To do: In the records below, pick out all lines containing the word "JSON".

[Stored data entries]
++++++
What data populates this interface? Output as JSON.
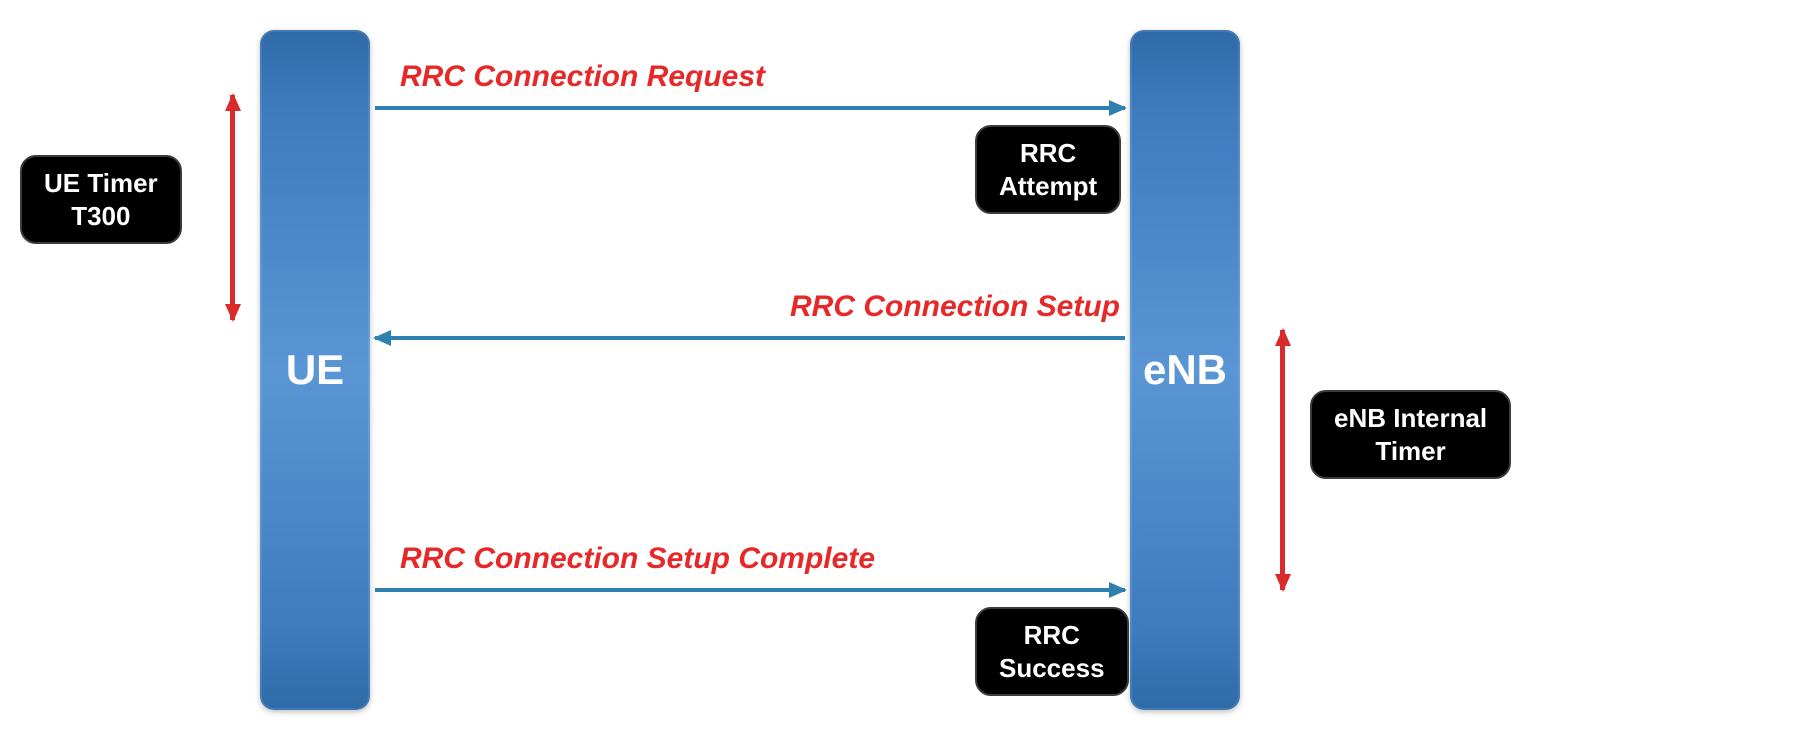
{
  "nodes": {
    "ue": "UE",
    "enb": "eNB"
  },
  "messages": {
    "request": "RRC Connection Request",
    "setup": "RRC Connection Setup",
    "complete": "RRC Connection Setup Complete"
  },
  "annotations": {
    "rrc_attempt": "RRC\nAttempt",
    "rrc_success": "RRC\nSuccess"
  },
  "timers": {
    "ue": "UE Timer\nT300",
    "enb": "eNB Internal\nTimer"
  }
}
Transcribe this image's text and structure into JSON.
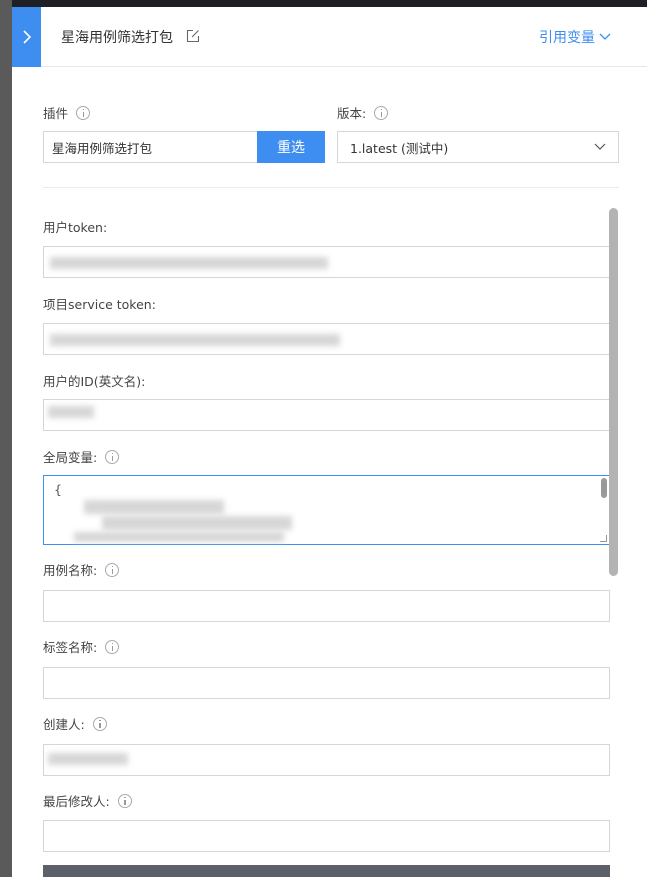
{
  "header": {
    "title": "星海用例筛选打包",
    "ref_var_label": "引用变量",
    "expand_icon": "chevron-right-icon",
    "edit_icon": "edit-icon"
  },
  "plugin": {
    "label": "插件",
    "value": "星海用例筛选打包",
    "reselect_label": "重选"
  },
  "version": {
    "label": "版本:",
    "value": "1.latest (测试中)"
  },
  "fields": {
    "user_token_label": "用户token:",
    "service_token_label": "项目service token:",
    "user_id_label": "用户的ID(英文名):",
    "global_vars_label": "全局变量:",
    "global_vars_first_char": "{",
    "case_name_label": "用例名称:",
    "tag_name_label": "标签名称:",
    "creator_label": "创建人:",
    "last_modifier_label": "最后修改人:"
  },
  "colors": {
    "accent": "#3d8ef0",
    "border": "#d6d6d6",
    "text": "#333333"
  }
}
++++++
The completed task:
What data populates this interface? Output as JSON.
Transcribe this image's text and structure into JSON.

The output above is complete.